==== Recorded data ====

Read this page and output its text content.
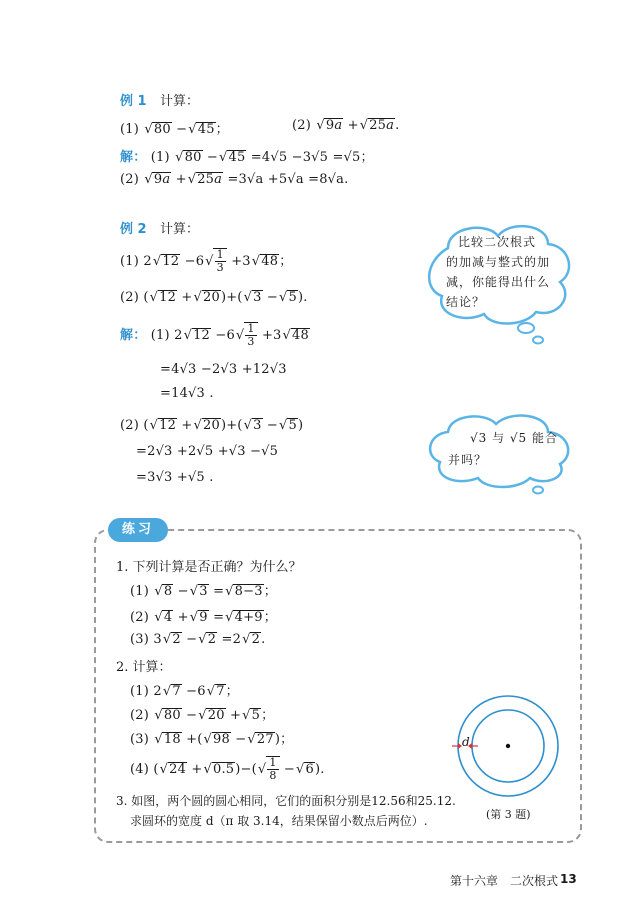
例 1 计算：
(1) √ 80 −√ 45；	(2) √ 9a +√ 25a.
解： (1) √ 80 −√ 45 =4√5 −3√5 =√5；
(2) √ 9a +√ 25a =3√a +5√a =8√a.
例 2 计算：
(1) 2√ 12 −6
√ $\frac{1}{3} +3√$ 48；
(2) (√ 12 +√ 20)+(√ 3 −√ 5).
解： (1) 2√ 12 −6
√ $\frac{1}{3} +3√$ 48
=4√3 −2√3 +12√3
=14√3 .
(2) (√ 12 +√ 20)+(√ 3 −√ 5)
=2√3 +2√5 +√3 −√5
=3√3 +√5 .
比较二次根式
的加减与整式的加
减，你能得出什么
结论？
√3 与 √5 能合
并吗？
练习
1. 下列计算是否正确？为什么？
(1) √ 8 −√ 3 =√ 8−3；
(2) √ 4 +√ 9 =√ 4+9；
(3) 3√ 2 −√ 2 =2√ 2.
2. 计算：
(1) 2√ 7 −6√ 7；
(2) √ 80 −√ 20 +√ 5；
(3) √ 18 +(√ 98 −√ 27)；
(4) (√ 24 +√ 0.5)−(
√ $\frac{1}{8}$ −√ 6).
3. 如图，两个圆的圆心相同，它们的面积分别是12.56和25.12.
求圆环的宽度 d（π 取 3.14，结果保留小数点后两位）.
d
(第 3 题)
第十六章　二次根式 13
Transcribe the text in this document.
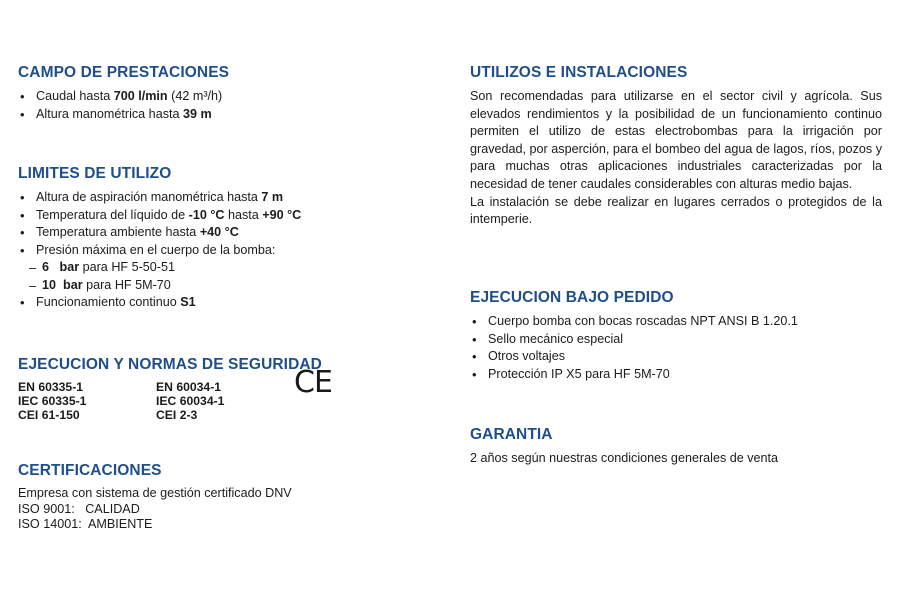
CAMPO DE PRESTACIONES
• Caudal hasta 700 l/min (42 m³/h)
• Altura manométrica hasta 39 m
LIMITES DE UTILIZO
• Altura de aspiración manométrica hasta 7 m
• Temperatura del líquido de -10 °C hasta +90 °C
• Temperatura ambiente hasta +40 °C
• Presión máxima en el cuerpo de la bomba:
– 6   bar para HF 5-50-51
– 10  bar para HF 5M-70
• Funcionamiento continuo S1
EJECUCION Y NORMAS DE SEGURIDAD
EN 60335-1
IEC 60335-1
CEI 61-150
EN 60034-1
IEC 60034-1
CEI 2-3
CE
CERTIFICACIONES
Empresa con sistema de gestión certificado DNV
ISO 9001:   CALIDAD
ISO 14001:  AMBIENTE
UTILIZOS E INSTALACIONES

Son recomendadas para utilizarse en el sector civil y agrícola. Sus elevados rendimientos y la posibilidad de un funcionamiento continuo permiten el utilizo de estas electrobombas para la irrigación por gravedad, por asperción, para el bombeo del agua de lagos, ríos, pozos y para muchas otras aplicaciones industriales caracterizadas por la necesidad de tener caudales considerables con alturas medio bajas.

La instalación se debe realizar en lugares cerrados o protegidos de la intemperie.

EJECUCION BAJO PEDIDO
• Cuerpo bomba con bocas roscadas NPT ANSI B 1.20.1
• Sello mecánico especial
• Otros voltajes
• Protección IP X5 para HF 5M-70
GARANTIA

2 años según nuestras condiciones generales de venta
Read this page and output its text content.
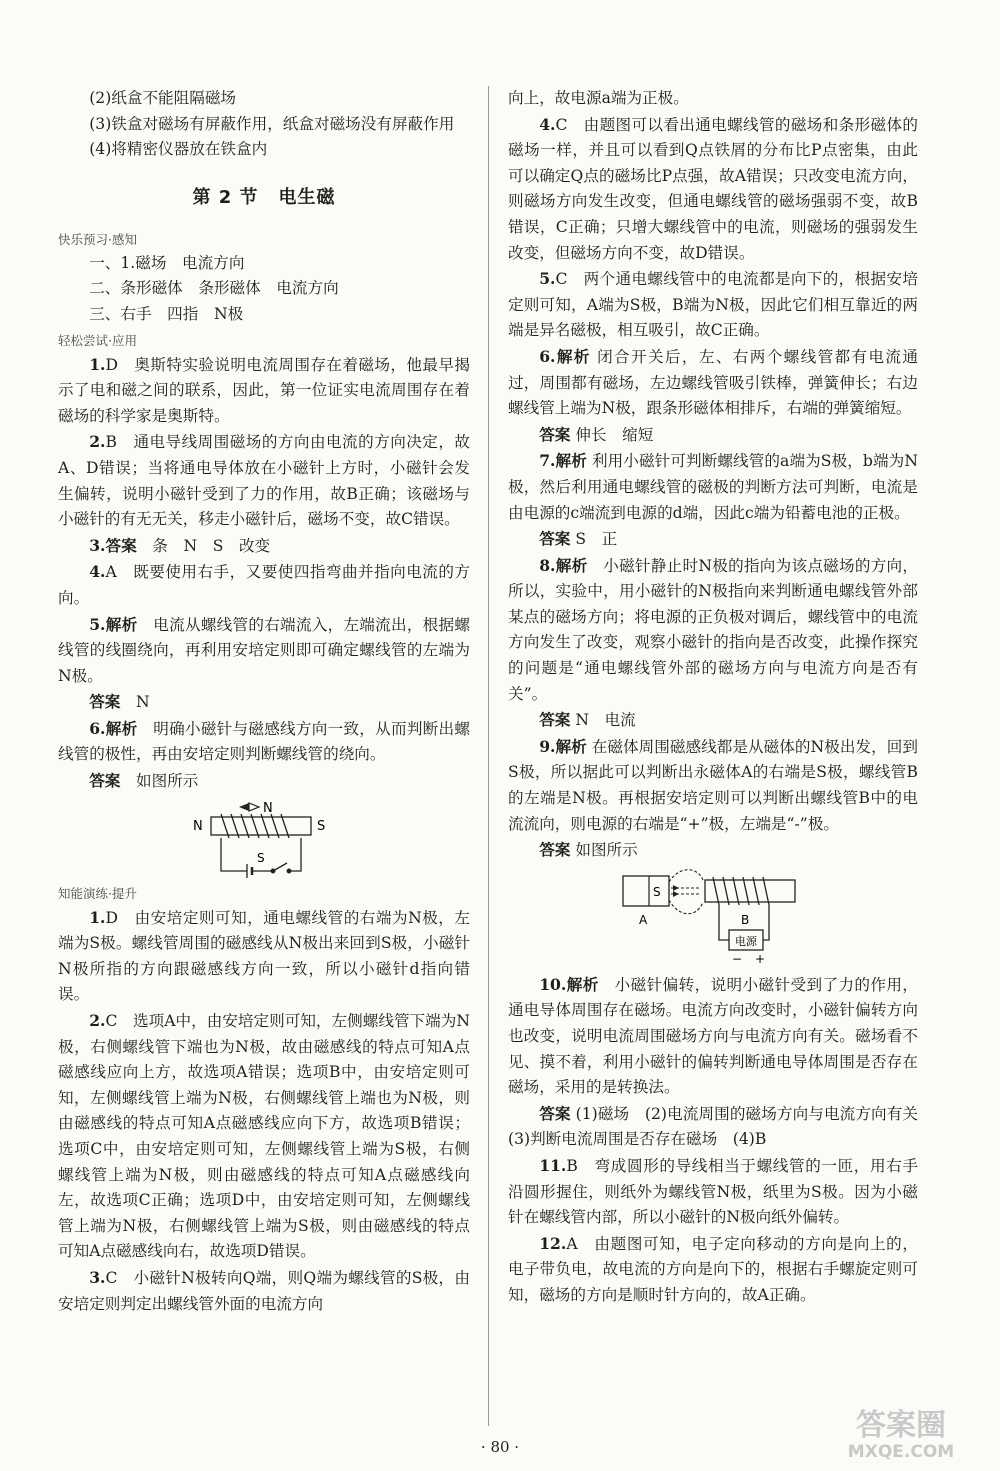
(2)纸盒不能阻隔磁场

(3)铁盒对磁场有屏蔽作用，纸盒对磁场没有屏蔽作用

(4)将精密仪器放在铁盒内

第 2 节 电生磁
快乐预习·感知

一、1.磁场　电流方向

二、条形磁体　条形磁体　电流方向

三、右手　四指　N极

轻松尝试·应用

1.D　奥斯特实验说明电流周围存在着磁场，他最早揭示了电和磁之间的联系，因此，第一位证实电流周围存在着磁场的科学家是奥斯特。

2.B　通电导线周围磁场的方向由电流的方向决定，故A、D错误；当将通电导体放在小磁针上方时，小磁针会发生偏转，说明小磁针受到了力的作用，故B正确；该磁场与小磁针的有无无关，移走小磁针后，磁场不变，故C错误。

3.答案　条　N　S　改变

4.A　既要使用右手，又要使四指弯曲并指向电流的方向。

5.解析　电流从螺线管的右端流入，左端流出，根据螺线管的线圈绕向，再利用安培定则即可确定螺线管的左端为N极。

答案　N

6.解析　明确小磁针与磁感线方向一致，从而判断出螺线管的极性，再由安培定则判断螺线管的绕向。

答案　如图所示

N
N	S
S
知能演练·提升

1.D　由安培定则可知，通电螺线管的右端为N极，左端为S极。螺线管周围的磁感线从N极出来回到S极，小磁针N极所指的方向跟磁感线方向一致，所以小磁针d指向错误。

2.C　选项A中，由安培定则可知，左侧螺线管下端为N极，右侧螺线管下端也为N极，故由磁感线的特点可知A点磁感线应向上方，故选项A错误；选项B中，由安培定则可知，左侧螺线管上端为N极，右侧螺线管上端也为N极，则由磁感线的特点可知A点磁感线应向下方，故选项B错误；选项C中，由安培定则可知，左侧螺线管上端为S极，右侧螺线管上端为N极，则由磁感线的特点可知A点磁感线向左，故选项C正确；选项D中，由安培定则可知，左侧螺线管上端为N极，右侧螺线管上端为S极，则由磁感线的特点可知A点磁感线向右，故选项D错误。

3.C　小磁针N极转向Q端，则Q端为螺线管的S极，由安培定则判定出螺线管外面的电流方向

向上，故电源a端为正极。

4.C　由题图可以看出通电螺线管的磁场和条形磁体的磁场一样，并且可以看到Q点铁屑的分布比P点密集，由此可以确定Q点的磁场比P点强，故A错误；只改变电流方向，则磁场方向发生改变，但通电螺线管的磁场强弱不变，故B错误，C正确；只增大螺线管中的电流，则磁场的强弱发生改变，但磁场方向不变，故D错误。

5.C　两个通电螺线管中的电流都是向下的，根据安培定则可知，A端为S极，B端为N极，因此它们相互靠近的两端是异名磁极，相互吸引，故C正确。

6.解析 闭合开关后，左、右两个螺线管都有电流通过，周围都有磁场，左边螺线管吸引铁棒，弹簧伸长；右边螺线管上端为N极，跟条形磁体相排斥，右端的弹簧缩短。

答案 伸长　缩短

7.解析 利用小磁针可判断螺线管的a端为S极，b端为N极，然后利用通电螺线管的磁极的判断方法可判断，电流是由电源的c端流到电源的d端，因此c端为铅蓄电池的正极。

答案 S　正

8.解析　小磁针静止时N极的指向为该点磁场的方向，所以，实验中，用小磁针的N极指向来判断通电螺线管外部某点的磁场方向；将电源的正负极对调后，螺线管中的电流方向发生了改变，观察小磁针的指向是否改变，此操作探究的问题是“通电螺线管外部的磁场方向与电流方向是否有关”。

答案 N　电流

9.解析 在磁体周围磁感线都是从磁体的N极出发，回到S极，所以据此可以判断出永磁体A的右端是S极，螺线管B的左端是N极。再根据安培定则可以判断出螺线管B中的电流流向，则电源的右端是“+”极，左端是“-”极。

答案 如图所示

S
A	B
电源
− +

10.解析　小磁针偏转，说明小磁针受到了力的作用，通电导体周围存在磁场。电流方向改变时，小磁针偏转方向也改变，说明电流周围磁场方向与电流方向有关。磁场看不见、摸不着，利用小磁针的偏转判断通电导体周围是否存在磁场，采用的是转换法。

答案 (1)磁场　(2)电流周围的磁场方向与电流方向有关　(3)判断电流周围是否存在磁场　(4)B

11.B　弯成圆形的导线相当于螺线管的一匝，用右手沿圆形握住，则纸外为螺线管N极，纸里为S极。因为小磁针在螺线管内部，所以小磁针的N极向纸外偏转。

12.A　由题图可知，电子定向移动的方向是向上的，电子带负电，故电流的方向是向下的，根据右手螺旋定则可知，磁场的方向是顺时针方向的，故A正确。

· 80 ·
答案圈
MXQE.COM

====

Your objective: Copy each line of the listing in which the word "说明小磁针受到了力的作用" can be found.

Written solution:
2.B　通电导线周围磁场的方向由电流的方向决定，故A、D错误；当将通电导体放在小磁针上方时，小磁针会发生偏转，说明小磁针受到了力的作用，故B正确；该磁场与小磁针的有无无关，移走小磁针后，磁场不变，故C错误。
10.解析　小磁针偏转，说明小磁针受到了力的作用，通电导体周围存在磁场。电流方向改变时，小磁针偏转方向也改变，说明电流周围磁场方向与电流方向有关。磁场看不见、摸不着，利用小磁针的偏转判断通电导体周围是否存在磁场，采用的是转换法。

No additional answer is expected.